● **Request**:
Set down exactly, and only, the lines from the one with "What does this" to the final line of the entries, both included.
--*--
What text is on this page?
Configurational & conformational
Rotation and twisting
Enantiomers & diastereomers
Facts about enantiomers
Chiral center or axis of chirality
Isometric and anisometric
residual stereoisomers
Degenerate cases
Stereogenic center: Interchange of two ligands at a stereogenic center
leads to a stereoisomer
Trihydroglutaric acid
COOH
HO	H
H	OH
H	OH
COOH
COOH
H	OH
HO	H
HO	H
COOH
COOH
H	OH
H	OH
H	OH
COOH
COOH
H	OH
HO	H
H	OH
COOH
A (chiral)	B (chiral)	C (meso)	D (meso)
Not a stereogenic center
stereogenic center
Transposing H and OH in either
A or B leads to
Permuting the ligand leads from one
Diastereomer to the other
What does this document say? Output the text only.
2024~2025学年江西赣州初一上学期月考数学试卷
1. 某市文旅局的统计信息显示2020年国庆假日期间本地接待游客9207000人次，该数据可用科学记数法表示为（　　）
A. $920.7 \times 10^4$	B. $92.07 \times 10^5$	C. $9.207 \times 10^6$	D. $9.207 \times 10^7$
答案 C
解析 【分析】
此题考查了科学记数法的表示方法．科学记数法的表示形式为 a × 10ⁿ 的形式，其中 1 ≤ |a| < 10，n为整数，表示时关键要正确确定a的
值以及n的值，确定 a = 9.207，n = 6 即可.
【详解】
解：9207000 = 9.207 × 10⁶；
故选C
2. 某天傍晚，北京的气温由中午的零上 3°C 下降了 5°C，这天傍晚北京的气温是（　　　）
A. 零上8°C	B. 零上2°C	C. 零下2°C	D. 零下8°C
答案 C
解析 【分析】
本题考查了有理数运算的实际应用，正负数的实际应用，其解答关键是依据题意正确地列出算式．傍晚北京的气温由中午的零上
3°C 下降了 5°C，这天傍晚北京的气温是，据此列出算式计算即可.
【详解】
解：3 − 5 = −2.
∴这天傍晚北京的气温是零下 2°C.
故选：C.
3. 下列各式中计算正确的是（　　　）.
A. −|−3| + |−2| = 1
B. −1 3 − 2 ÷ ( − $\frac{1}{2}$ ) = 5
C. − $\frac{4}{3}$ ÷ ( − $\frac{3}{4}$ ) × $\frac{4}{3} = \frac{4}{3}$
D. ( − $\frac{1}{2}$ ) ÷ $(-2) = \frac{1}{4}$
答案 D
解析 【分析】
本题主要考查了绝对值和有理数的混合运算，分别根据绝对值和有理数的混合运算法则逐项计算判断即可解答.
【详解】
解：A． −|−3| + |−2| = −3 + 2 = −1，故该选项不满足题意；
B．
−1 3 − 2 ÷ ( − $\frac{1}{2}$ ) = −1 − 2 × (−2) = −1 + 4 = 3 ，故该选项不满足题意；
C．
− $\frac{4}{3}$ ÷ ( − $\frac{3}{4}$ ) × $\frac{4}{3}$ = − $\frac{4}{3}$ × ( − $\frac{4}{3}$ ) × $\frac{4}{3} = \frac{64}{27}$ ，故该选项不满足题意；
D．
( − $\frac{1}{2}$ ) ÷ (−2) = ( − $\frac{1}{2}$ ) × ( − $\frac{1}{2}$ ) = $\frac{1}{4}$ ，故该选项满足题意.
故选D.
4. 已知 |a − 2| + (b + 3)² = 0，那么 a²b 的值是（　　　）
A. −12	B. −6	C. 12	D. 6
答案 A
--*--
● **Solved problem**:
What does this document say? Output the text only.
2024~2025学年江西赣州初一上学期月考数学试卷
1. 某市文旅局的统计信息显示2020年国庆假日期间本地接待游客9207000人次，该数据可用科学记数法表示为（　　）
A. $920.7 \times 10^4$	B. $92.07 \times 10^5$	C. $9.207 \times 10^6$	D. $9.207 \times 10^7$
答案 C
解析 【分析】
此题考查了科学记数法的表示方法．科学记数法的表示形式为 a × 10ⁿ 的形式，其中 1 ≤ |a| < 10，n为整数，表示时关键要正确确定a的
值以及n的值，确定 a = 9.207，n = 6 即可.
【详解】
解：9207000 = 9.207 × 10⁶；
故选C
2. 某天傍晚，北京的气温由中午的零上 3°C 下降了 5°C，这天傍晚北京的气温是（　　　）
A. 零上8°C	B. 零上2°C	C. 零下2°C	D. 零下8°C
答案 C
解析 【分析】
本题考查了有理数运算的实际应用，正负数的实际应用，其解答关键是依据题意正确地列出算式．傍晚北京的气温由中午的零上
3°C 下降了 5°C，这天傍晚北京的气温是，据此列出算式计算即可.
【详解】
解：3 − 5 = −2.
∴这天傍晚北京的气温是零下 2°C.
故选：C.
3. 下列各式中计算正确的是（　　　）.
A. −|−3| + |−2| = 1
B. −1 3 − 2 ÷ ( − $\frac{1}{2}$ ) = 5
C. − $\frac{4}{3}$ ÷ ( − $\frac{3}{4}$ ) × $\frac{4}{3} = \frac{4}{3}$
D. ( − $\frac{1}{2}$ ) ÷ $(-2) = \frac{1}{4}$
答案 D
解析 【分析】
本题主要考查了绝对值和有理数的混合运算，分别根据绝对值和有理数的混合运算法则逐项计算判断即可解答.
【详解】
解：A． −|−3| + |−2| = −3 + 2 = −1，故该选项不满足题意；
B．
−1 3 − 2 ÷ ( − $\frac{1}{2}$ ) = −1 − 2 × (−2) = −1 + 4 = 3 ，故该选项不满足题意；
C．
− $\frac{4}{3}$ ÷ ( − $\frac{3}{4}$ ) × $\frac{4}{3}$ = − $\frac{4}{3}$ × ( − $\frac{4}{3}$ ) × $\frac{4}{3} = \frac{64}{27}$ ，故该选项不满足题意；
D．
( − $\frac{1}{2}$ ) ÷ (−2) = ( − $\frac{1}{2}$ ) × ( − $\frac{1}{2}$ ) = $\frac{1}{4}$ ，故该选项满足题意.
故选D.
4. 已知 |a − 2| + (b + 3)² = 0，那么 a²b 的值是（　　　）
A. −12	B. −6	C. 12	D. 6
答案 A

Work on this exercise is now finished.